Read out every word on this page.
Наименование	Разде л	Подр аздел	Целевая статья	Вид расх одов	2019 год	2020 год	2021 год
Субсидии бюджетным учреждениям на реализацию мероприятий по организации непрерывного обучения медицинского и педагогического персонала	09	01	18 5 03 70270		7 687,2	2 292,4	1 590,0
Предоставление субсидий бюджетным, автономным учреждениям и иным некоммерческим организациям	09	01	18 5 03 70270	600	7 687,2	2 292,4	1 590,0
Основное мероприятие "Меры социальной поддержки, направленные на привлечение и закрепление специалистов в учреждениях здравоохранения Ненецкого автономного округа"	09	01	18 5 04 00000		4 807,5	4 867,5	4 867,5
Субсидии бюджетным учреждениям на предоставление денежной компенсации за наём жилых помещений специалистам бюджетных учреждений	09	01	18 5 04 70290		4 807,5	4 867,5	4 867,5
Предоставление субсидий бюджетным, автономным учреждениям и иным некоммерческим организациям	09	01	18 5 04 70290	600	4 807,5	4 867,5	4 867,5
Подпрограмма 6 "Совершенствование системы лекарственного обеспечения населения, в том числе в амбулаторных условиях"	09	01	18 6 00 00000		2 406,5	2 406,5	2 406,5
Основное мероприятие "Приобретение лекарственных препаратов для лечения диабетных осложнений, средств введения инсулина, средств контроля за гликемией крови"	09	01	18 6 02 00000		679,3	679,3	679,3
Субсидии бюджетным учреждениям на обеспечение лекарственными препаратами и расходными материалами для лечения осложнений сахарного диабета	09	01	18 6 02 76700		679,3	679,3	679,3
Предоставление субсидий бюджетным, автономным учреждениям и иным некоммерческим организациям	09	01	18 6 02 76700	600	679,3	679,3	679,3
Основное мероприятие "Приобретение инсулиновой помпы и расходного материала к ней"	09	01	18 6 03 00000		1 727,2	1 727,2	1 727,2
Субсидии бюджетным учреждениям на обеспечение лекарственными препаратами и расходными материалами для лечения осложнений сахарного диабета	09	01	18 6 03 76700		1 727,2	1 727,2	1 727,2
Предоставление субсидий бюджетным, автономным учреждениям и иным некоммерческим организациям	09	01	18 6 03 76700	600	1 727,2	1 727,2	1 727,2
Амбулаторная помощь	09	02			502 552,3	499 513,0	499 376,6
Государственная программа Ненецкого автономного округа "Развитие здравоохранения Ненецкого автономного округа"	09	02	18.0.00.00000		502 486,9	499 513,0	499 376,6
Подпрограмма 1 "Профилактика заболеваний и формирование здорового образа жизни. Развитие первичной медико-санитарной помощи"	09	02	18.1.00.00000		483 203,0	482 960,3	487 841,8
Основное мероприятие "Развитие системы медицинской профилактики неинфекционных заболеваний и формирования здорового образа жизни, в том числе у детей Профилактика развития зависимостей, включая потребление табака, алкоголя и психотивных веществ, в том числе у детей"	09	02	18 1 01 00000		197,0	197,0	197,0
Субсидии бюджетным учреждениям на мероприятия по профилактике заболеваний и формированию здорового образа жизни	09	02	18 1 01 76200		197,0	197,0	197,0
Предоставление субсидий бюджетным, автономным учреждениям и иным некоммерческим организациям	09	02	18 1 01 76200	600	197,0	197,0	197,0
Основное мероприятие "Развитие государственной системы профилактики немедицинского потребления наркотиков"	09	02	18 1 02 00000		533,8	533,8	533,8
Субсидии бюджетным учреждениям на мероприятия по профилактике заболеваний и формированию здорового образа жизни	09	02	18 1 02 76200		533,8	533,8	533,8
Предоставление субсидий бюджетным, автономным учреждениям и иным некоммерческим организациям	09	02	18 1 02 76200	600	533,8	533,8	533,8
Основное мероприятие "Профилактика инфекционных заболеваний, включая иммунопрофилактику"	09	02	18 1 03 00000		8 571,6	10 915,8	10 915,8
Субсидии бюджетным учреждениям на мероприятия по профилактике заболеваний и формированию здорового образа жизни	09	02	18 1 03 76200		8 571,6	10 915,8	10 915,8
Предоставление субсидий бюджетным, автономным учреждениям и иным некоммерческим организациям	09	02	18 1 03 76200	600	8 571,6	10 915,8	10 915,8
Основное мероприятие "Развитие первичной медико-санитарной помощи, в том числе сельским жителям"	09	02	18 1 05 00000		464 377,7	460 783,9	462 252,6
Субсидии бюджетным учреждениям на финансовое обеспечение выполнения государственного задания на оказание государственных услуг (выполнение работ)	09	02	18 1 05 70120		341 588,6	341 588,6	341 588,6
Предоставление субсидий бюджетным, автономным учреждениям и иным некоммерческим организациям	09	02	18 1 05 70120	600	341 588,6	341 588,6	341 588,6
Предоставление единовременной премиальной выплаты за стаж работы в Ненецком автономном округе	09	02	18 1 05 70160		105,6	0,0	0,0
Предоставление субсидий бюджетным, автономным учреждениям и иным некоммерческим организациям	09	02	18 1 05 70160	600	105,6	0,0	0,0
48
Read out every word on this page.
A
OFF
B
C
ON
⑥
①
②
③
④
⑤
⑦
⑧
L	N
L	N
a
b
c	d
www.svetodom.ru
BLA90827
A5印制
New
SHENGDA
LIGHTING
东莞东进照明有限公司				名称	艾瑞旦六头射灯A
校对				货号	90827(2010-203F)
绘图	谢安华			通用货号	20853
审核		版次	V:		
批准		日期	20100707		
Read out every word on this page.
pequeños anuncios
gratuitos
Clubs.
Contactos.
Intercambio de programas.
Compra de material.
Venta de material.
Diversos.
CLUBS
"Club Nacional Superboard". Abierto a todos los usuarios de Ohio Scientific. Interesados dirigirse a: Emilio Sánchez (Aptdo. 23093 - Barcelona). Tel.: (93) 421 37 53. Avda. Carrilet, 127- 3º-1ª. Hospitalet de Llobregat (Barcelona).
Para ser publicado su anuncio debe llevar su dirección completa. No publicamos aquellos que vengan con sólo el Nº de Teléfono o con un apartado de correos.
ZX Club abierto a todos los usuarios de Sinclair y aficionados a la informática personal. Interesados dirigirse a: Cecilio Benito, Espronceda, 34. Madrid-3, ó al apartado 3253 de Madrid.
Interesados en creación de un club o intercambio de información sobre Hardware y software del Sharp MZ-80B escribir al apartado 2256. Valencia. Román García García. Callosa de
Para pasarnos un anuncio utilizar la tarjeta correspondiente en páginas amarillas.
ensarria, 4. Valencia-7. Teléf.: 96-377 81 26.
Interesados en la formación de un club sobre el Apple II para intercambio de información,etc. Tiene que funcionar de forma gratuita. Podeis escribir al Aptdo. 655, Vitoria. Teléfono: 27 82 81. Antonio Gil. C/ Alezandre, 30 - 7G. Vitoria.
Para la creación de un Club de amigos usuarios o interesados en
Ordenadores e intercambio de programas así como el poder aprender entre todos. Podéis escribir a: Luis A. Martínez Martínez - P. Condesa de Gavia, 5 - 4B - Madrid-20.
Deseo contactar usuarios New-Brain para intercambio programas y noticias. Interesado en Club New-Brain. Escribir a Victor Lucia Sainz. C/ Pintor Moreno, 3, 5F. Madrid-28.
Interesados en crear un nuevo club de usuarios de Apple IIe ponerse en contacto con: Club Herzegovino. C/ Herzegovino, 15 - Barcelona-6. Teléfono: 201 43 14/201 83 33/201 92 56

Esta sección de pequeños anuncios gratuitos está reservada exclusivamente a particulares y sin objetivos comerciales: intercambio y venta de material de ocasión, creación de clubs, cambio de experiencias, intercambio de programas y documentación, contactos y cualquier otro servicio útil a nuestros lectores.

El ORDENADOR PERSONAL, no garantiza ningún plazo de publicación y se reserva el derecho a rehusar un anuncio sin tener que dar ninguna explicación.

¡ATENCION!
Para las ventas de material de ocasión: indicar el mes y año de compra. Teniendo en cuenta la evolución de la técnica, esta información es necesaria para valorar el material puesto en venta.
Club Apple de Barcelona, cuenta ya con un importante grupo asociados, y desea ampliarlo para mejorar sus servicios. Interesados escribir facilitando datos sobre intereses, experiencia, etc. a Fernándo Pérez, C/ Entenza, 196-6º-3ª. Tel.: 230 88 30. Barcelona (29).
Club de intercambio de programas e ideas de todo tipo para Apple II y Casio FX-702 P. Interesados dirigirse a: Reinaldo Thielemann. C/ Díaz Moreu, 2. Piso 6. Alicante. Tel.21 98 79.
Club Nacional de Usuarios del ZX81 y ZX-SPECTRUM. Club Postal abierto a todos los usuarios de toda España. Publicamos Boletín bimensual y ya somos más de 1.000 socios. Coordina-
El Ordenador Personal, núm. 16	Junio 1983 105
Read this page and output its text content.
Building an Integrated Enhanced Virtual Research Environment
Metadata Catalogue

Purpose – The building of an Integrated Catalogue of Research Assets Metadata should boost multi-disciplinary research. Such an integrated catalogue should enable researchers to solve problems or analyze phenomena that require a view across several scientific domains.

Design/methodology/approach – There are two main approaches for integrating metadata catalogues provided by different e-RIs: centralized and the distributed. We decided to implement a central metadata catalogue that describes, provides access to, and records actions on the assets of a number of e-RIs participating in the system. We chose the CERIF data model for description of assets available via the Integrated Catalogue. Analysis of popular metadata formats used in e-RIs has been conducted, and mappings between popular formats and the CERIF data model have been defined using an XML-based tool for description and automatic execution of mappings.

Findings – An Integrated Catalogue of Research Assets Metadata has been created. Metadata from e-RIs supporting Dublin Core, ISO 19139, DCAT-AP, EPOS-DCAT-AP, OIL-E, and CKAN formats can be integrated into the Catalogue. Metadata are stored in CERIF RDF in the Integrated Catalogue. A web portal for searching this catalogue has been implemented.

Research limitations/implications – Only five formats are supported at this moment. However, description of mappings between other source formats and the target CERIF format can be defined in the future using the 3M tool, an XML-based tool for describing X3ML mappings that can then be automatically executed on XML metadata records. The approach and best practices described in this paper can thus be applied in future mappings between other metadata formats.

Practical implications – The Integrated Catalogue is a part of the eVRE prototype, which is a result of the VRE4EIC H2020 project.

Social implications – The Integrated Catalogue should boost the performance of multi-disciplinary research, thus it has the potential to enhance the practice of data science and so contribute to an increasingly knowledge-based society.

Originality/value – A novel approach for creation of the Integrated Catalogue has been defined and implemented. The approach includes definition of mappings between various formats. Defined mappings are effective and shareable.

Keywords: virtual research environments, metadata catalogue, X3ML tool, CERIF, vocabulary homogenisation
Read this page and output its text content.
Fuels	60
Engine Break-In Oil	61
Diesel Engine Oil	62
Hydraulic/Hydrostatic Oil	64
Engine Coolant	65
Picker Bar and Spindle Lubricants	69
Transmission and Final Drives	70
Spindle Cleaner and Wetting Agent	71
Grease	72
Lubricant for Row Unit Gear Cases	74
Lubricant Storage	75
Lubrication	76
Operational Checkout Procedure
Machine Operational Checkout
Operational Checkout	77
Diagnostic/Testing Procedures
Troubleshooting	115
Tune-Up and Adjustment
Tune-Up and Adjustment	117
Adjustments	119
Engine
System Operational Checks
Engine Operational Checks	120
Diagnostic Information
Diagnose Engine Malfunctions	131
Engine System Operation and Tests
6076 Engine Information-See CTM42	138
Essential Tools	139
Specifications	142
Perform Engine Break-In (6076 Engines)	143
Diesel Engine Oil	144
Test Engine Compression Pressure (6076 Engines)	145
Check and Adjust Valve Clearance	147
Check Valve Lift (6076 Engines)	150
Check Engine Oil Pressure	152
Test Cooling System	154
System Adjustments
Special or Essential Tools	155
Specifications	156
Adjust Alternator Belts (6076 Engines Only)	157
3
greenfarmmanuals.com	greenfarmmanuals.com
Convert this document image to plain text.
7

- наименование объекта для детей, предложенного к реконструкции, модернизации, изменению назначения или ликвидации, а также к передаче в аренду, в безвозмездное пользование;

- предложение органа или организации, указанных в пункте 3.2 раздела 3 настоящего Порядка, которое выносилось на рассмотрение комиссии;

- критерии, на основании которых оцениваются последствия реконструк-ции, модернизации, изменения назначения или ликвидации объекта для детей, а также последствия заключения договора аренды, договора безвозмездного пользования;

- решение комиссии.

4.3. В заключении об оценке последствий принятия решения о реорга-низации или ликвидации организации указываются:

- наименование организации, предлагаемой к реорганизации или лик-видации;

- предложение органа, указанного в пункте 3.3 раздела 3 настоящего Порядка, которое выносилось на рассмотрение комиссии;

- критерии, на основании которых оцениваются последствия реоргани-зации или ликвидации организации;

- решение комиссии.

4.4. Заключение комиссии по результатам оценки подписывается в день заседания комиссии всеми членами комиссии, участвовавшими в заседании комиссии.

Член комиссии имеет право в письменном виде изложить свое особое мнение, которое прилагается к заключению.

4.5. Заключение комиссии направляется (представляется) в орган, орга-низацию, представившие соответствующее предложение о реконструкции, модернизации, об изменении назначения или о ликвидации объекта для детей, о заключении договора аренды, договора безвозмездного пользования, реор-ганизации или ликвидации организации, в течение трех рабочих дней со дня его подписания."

#####

_PROBLEM REQUIREMENTS_
How many lines of the data hold the string "основании"? Reply with the number alone.

_FINAL RESULT_
2